Repeat the entries that follow verbatim, without any of their pictures.

[Figure collection entries]
-=-=-

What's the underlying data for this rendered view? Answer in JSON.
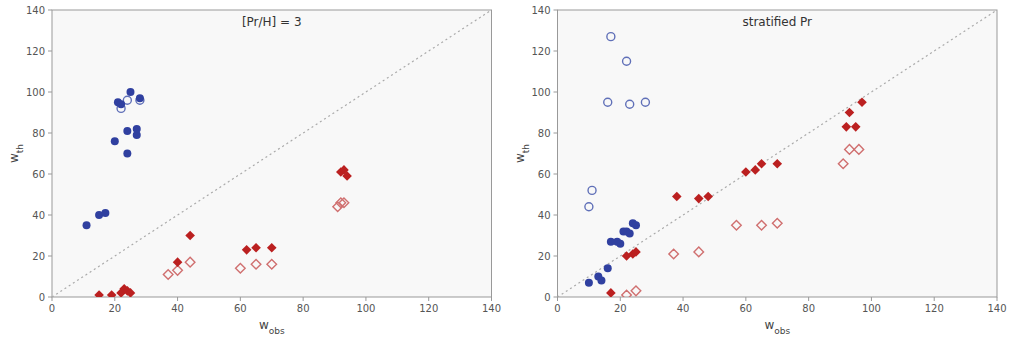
{
  "chart_data": [
    {
      "type": "scatter",
      "title": "[Pr/H] = 3",
      "xlabel": "wobs",
      "ylabel": "wth",
      "xlim": [
        0,
        140
      ],
      "ylim": [
        0,
        140
      ],
      "xticks": [
        0,
        20,
        40,
        60,
        80,
        100,
        120,
        140
      ],
      "yticks": [
        0,
        20,
        40,
        60,
        80,
        100,
        120,
        140
      ],
      "grid": false,
      "series": [
        {
          "marker": "circle",
          "color": "#3040a0",
          "x": [
            11,
            15,
            17,
            20,
            21,
            22,
            24,
            24,
            25,
            27,
            27,
            28
          ],
          "values": [
            35,
            40,
            41,
            76,
            95,
            94,
            70,
            81,
            100,
            79,
            82,
            97
          ]
        },
        {
          "marker": "open-circle",
          "color": "#6070b8",
          "x": [
            22,
            24,
            28
          ],
          "values": [
            92,
            96,
            96
          ]
        },
        {
          "marker": "diamond",
          "color": "#bb2020",
          "x": [
            15,
            19,
            22,
            23,
            24,
            25,
            40,
            44,
            62,
            65,
            70,
            92,
            93,
            94
          ],
          "values": [
            1,
            1,
            2,
            4,
            3,
            2,
            17,
            30,
            23,
            24,
            24,
            61,
            62,
            59
          ]
        },
        {
          "marker": "open-diamond",
          "color": "#d07070",
          "x": [
            37,
            40,
            44,
            60,
            65,
            70,
            91,
            92,
            93
          ],
          "values": [
            11,
            13,
            17,
            14,
            16,
            16,
            44,
            46,
            46
          ]
        }
      ]
    },
    {
      "type": "scatter",
      "title": "stratified Pr",
      "xlabel": "wobs",
      "ylabel": "wth",
      "xlim": [
        0,
        140
      ],
      "ylim": [
        0,
        140
      ],
      "xticks": [
        0,
        20,
        40,
        60,
        80,
        100,
        120,
        140
      ],
      "yticks": [
        0,
        20,
        40,
        60,
        80,
        100,
        120,
        140
      ],
      "grid": false,
      "series": [
        {
          "marker": "circle",
          "color": "#3040a0",
          "x": [
            10,
            13,
            14,
            16,
            17,
            19,
            20,
            21,
            22,
            23,
            24,
            25
          ],
          "values": [
            7,
            10,
            8,
            14,
            27,
            27,
            26,
            32,
            32,
            31,
            36,
            35
          ]
        },
        {
          "marker": "open-circle",
          "color": "#6070b8",
          "x": [
            10,
            11,
            16,
            17,
            22,
            23,
            28
          ],
          "values": [
            44,
            52,
            95,
            127,
            115,
            94,
            95
          ]
        },
        {
          "marker": "diamond",
          "color": "#bb2020",
          "x": [
            17,
            22,
            24,
            25,
            38,
            45,
            48,
            60,
            63,
            65,
            70,
            92,
            93,
            95,
            97
          ],
          "values": [
            2,
            20,
            21,
            22,
            49,
            48,
            49,
            61,
            62,
            65,
            65,
            83,
            90,
            83,
            95
          ]
        },
        {
          "marker": "open-diamond",
          "color": "#d07070",
          "x": [
            22,
            25,
            37,
            45,
            57,
            65,
            70,
            91,
            93,
            96
          ],
          "values": [
            1,
            3,
            21,
            22,
            35,
            35,
            36,
            65,
            72,
            72
          ]
        }
      ]
    }
  ]
}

-=-=-

Correct output:
What's the underlying data for this rendered view? Answer in JSON.
{
  "chart_data": [
    {
      "type": "scatter",
      "title": "[Pr/H] = 3",
      "xlabel": "wobs",
      "ylabel": "wth",
      "xlim": [
        0,
        140
      ],
      "ylim": [
        0,
        140
      ],
      "xticks": [
        0,
        20,
        40,
        60,
        80,
        100,
        120,
        140
      ],
      "yticks": [
        0,
        20,
        40,
        60,
        80,
        100,
        120,
        140
      ],
      "grid": false,
      "series": [
        {
          "marker": "circle",
          "color": "#3040a0",
          "x": [
            11,
            15,
            17,
            20,
            21,
            22,
            24,
            24,
            25,
            27,
            27,
            28
          ],
          "values": [
            35,
            40,
            41,
            76,
            95,
            94,
            70,
            81,
            100,
            79,
            82,
            97
          ]
        },
        {
          "marker": "open-circle",
          "color": "#6070b8",
          "x": [
            22,
            24,
            28
          ],
          "values": [
            92,
            96,
            96
          ]
        },
        {
          "marker": "diamond",
          "color": "#bb2020",
          "x": [
            15,
            19,
            22,
            23,
            24,
            25,
            40,
            44,
            62,
            65,
            70,
            92,
            93,
            94
          ],
          "values": [
            1,
            1,
            2,
            4,
            3,
            2,
            17,
            30,
            23,
            24,
            24,
            61,
            62,
            59
          ]
        },
        {
          "marker": "open-diamond",
          "color": "#d07070",
          "x": [
            37,
            40,
            44,
            60,
            65,
            70,
            91,
            92,
            93
          ],
          "values": [
            11,
            13,
            17,
            14,
            16,
            16,
            44,
            46,
            46
          ]
        }
      ]
    },
    {
      "type": "scatter",
      "title": "stratified Pr",
      "xlabel": "wobs",
      "ylabel": "wth",
      "xlim": [
        0,
        140
      ],
      "ylim": [
        0,
        140
      ],
      "xticks": [
        0,
        20,
        40,
        60,
        80,
        100,
        120,
        140
      ],
      "yticks": [
        0,
        20,
        40,
        60,
        80,
        100,
        120,
        140
      ],
      "grid": false,
      "series": [
        {
          "marker": "circle",
          "color": "#3040a0",
          "x": [
            10,
            13,
            14,
            16,
            17,
            19,
            20,
            21,
            22,
            23,
            24,
            25
          ],
          "values": [
            7,
            10,
            8,
            14,
            27,
            27,
            26,
            32,
            32,
            31,
            36,
            35
          ]
        },
        {
          "marker": "open-circle",
          "color": "#6070b8",
          "x": [
            10,
            11,
            16,
            17,
            22,
            23,
            28
          ],
          "values": [
            44,
            52,
            95,
            127,
            115,
            94,
            95
          ]
        },
        {
          "marker": "diamond",
          "color": "#bb2020",
          "x": [
            17,
            22,
            24,
            25,
            38,
            45,
            48,
            60,
            63,
            65,
            70,
            92,
            93,
            95,
            97
          ],
          "values": [
            2,
            20,
            21,
            22,
            49,
            48,
            49,
            61,
            62,
            65,
            65,
            83,
            90,
            83,
            95
          ]
        },
        {
          "marker": "open-diamond",
          "color": "#d07070",
          "x": [
            22,
            25,
            37,
            45,
            57,
            65,
            70,
            91,
            93,
            96
          ],
          "values": [
            1,
            3,
            21,
            22,
            35,
            35,
            36,
            65,
            72,
            72
          ]
        }
      ]
    }
  ]
}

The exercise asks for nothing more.